**Work to be completed**
Repeat each entry word for word. Leave any images out of the copy.

**Records to process**
┄┄┄┄┄┄┄┄┄┄

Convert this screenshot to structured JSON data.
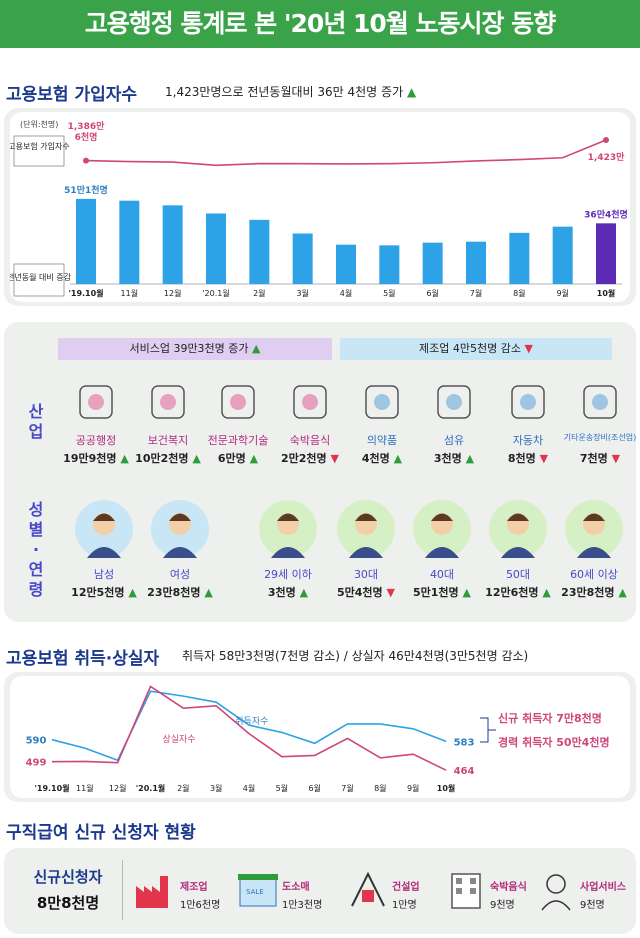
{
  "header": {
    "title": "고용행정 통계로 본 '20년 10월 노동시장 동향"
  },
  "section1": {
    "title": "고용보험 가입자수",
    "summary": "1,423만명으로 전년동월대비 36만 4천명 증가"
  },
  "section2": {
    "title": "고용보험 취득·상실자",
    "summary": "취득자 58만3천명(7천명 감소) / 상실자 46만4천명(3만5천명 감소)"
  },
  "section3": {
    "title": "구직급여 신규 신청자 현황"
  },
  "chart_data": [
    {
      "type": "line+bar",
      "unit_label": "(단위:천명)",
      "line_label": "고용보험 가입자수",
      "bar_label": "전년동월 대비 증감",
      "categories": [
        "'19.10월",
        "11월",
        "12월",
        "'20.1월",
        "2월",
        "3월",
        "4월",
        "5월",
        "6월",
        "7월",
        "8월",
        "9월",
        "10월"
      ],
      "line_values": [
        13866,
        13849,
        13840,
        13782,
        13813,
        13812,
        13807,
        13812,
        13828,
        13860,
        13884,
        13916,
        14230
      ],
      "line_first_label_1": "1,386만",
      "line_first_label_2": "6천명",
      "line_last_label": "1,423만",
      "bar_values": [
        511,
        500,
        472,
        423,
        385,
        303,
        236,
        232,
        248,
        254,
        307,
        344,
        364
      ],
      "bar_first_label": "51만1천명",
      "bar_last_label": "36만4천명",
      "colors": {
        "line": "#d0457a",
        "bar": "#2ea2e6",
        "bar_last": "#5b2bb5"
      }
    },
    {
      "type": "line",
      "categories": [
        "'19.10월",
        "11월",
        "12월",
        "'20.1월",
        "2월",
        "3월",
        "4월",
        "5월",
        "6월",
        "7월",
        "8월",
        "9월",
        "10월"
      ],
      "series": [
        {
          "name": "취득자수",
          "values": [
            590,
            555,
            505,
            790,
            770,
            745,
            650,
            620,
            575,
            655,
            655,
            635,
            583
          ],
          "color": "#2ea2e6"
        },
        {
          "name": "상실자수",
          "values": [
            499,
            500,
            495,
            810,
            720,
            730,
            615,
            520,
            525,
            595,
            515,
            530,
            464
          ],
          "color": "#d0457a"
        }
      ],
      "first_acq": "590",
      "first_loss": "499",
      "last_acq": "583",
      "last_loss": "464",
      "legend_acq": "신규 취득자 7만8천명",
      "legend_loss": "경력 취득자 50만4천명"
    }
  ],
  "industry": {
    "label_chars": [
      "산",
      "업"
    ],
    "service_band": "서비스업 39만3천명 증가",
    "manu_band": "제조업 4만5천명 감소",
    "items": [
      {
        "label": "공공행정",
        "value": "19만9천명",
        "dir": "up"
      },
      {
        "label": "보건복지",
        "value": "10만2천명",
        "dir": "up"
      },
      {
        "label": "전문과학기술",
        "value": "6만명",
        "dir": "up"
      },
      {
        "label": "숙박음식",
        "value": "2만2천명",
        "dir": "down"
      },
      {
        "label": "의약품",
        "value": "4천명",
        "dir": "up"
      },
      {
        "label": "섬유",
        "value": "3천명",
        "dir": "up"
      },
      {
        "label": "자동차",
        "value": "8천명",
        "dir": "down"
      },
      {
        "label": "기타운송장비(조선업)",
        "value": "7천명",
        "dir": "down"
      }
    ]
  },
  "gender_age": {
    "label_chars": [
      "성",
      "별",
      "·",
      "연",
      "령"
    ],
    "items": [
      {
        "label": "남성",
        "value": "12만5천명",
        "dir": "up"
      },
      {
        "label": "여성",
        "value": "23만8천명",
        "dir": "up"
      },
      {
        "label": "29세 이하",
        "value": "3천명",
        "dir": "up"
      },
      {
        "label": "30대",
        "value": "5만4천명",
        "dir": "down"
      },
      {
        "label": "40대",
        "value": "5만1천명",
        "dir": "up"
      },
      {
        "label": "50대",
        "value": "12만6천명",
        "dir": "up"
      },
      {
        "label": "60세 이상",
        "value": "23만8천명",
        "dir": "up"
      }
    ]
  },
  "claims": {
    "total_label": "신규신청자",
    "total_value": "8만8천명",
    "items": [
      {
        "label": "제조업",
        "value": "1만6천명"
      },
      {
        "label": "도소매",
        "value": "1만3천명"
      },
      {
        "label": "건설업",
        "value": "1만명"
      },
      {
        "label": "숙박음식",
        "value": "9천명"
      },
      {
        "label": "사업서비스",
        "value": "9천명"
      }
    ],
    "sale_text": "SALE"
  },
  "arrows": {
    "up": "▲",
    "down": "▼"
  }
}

┄┄┄┄┄┄┄┄┄┄

**Written response**
Convert this screenshot to structured JSON data.
{
  "header": {
    "title": "고용행정 통계로 본 '20년 10월 노동시장 동향"
  },
  "section1": {
    "title": "고용보험 가입자수",
    "summary": "1,423만명으로 전년동월대비 36만 4천명 증가"
  },
  "section2": {
    "title": "고용보험 취득·상실자",
    "summary": "취득자 58만3천명(7천명 감소) / 상실자 46만4천명(3만5천명 감소)"
  },
  "section3": {
    "title": "구직급여 신규 신청자 현황"
  },
  "chart_data": [
    {
      "type": "line+bar",
      "unit_label": "(단위:천명)",
      "line_label": "고용보험 가입자수",
      "bar_label": "전년동월 대비 증감",
      "categories": [
        "'19.10월",
        "11월",
        "12월",
        "'20.1월",
        "2월",
        "3월",
        "4월",
        "5월",
        "6월",
        "7월",
        "8월",
        "9월",
        "10월"
      ],
      "line_values": [
        13866,
        13849,
        13840,
        13782,
        13813,
        13812,
        13807,
        13812,
        13828,
        13860,
        13884,
        13916,
        14230
      ],
      "line_first_label_1": "1,386만",
      "line_first_label_2": "6천명",
      "line_last_label": "1,423만",
      "bar_values": [
        511,
        500,
        472,
        423,
        385,
        303,
        236,
        232,
        248,
        254,
        307,
        344,
        364
      ],
      "bar_first_label": "51만1천명",
      "bar_last_label": "36만4천명",
      "colors": {
        "line": "#d0457a",
        "bar": "#2ea2e6",
        "bar_last": "#5b2bb5"
      }
    },
    {
      "type": "line",
      "categories": [
        "'19.10월",
        "11월",
        "12월",
        "'20.1월",
        "2월",
        "3월",
        "4월",
        "5월",
        "6월",
        "7월",
        "8월",
        "9월",
        "10월"
      ],
      "series": [
        {
          "name": "취득자수",
          "values": [
            590,
            555,
            505,
            790,
            770,
            745,
            650,
            620,
            575,
            655,
            655,
            635,
            583
          ],
          "color": "#2ea2e6"
        },
        {
          "name": "상실자수",
          "values": [
            499,
            500,
            495,
            810,
            720,
            730,
            615,
            520,
            525,
            595,
            515,
            530,
            464
          ],
          "color": "#d0457a"
        }
      ],
      "first_acq": "590",
      "first_loss": "499",
      "last_acq": "583",
      "last_loss": "464",
      "legend_acq": "신규 취득자 7만8천명",
      "legend_loss": "경력 취득자 50만4천명"
    }
  ],
  "industry": {
    "label_chars": [
      "산",
      "업"
    ],
    "service_band": "서비스업 39만3천명 증가",
    "manu_band": "제조업 4만5천명 감소",
    "items": [
      {
        "label": "공공행정",
        "value": "19만9천명",
        "dir": "up"
      },
      {
        "label": "보건복지",
        "value": "10만2천명",
        "dir": "up"
      },
      {
        "label": "전문과학기술",
        "value": "6만명",
        "dir": "up"
      },
      {
        "label": "숙박음식",
        "value": "2만2천명",
        "dir": "down"
      },
      {
        "label": "의약품",
        "value": "4천명",
        "dir": "up"
      },
      {
        "label": "섬유",
        "value": "3천명",
        "dir": "up"
      },
      {
        "label": "자동차",
        "value": "8천명",
        "dir": "down"
      },
      {
        "label": "기타운송장비(조선업)",
        "value": "7천명",
        "dir": "down"
      }
    ]
  },
  "gender_age": {
    "label_chars": [
      "성",
      "별",
      "·",
      "연",
      "령"
    ],
    "items": [
      {
        "label": "남성",
        "value": "12만5천명",
        "dir": "up"
      },
      {
        "label": "여성",
        "value": "23만8천명",
        "dir": "up"
      },
      {
        "label": "29세 이하",
        "value": "3천명",
        "dir": "up"
      },
      {
        "label": "30대",
        "value": "5만4천명",
        "dir": "down"
      },
      {
        "label": "40대",
        "value": "5만1천명",
        "dir": "up"
      },
      {
        "label": "50대",
        "value": "12만6천명",
        "dir": "up"
      },
      {
        "label": "60세 이상",
        "value": "23만8천명",
        "dir": "up"
      }
    ]
  },
  "claims": {
    "total_label": "신규신청자",
    "total_value": "8만8천명",
    "items": [
      {
        "label": "제조업",
        "value": "1만6천명"
      },
      {
        "label": "도소매",
        "value": "1만3천명"
      },
      {
        "label": "건설업",
        "value": "1만명"
      },
      {
        "label": "숙박음식",
        "value": "9천명"
      },
      {
        "label": "사업서비스",
        "value": "9천명"
      }
    ],
    "sale_text": "SALE"
  },
  "arrows": {
    "up": "▲",
    "down": "▼"
  }
}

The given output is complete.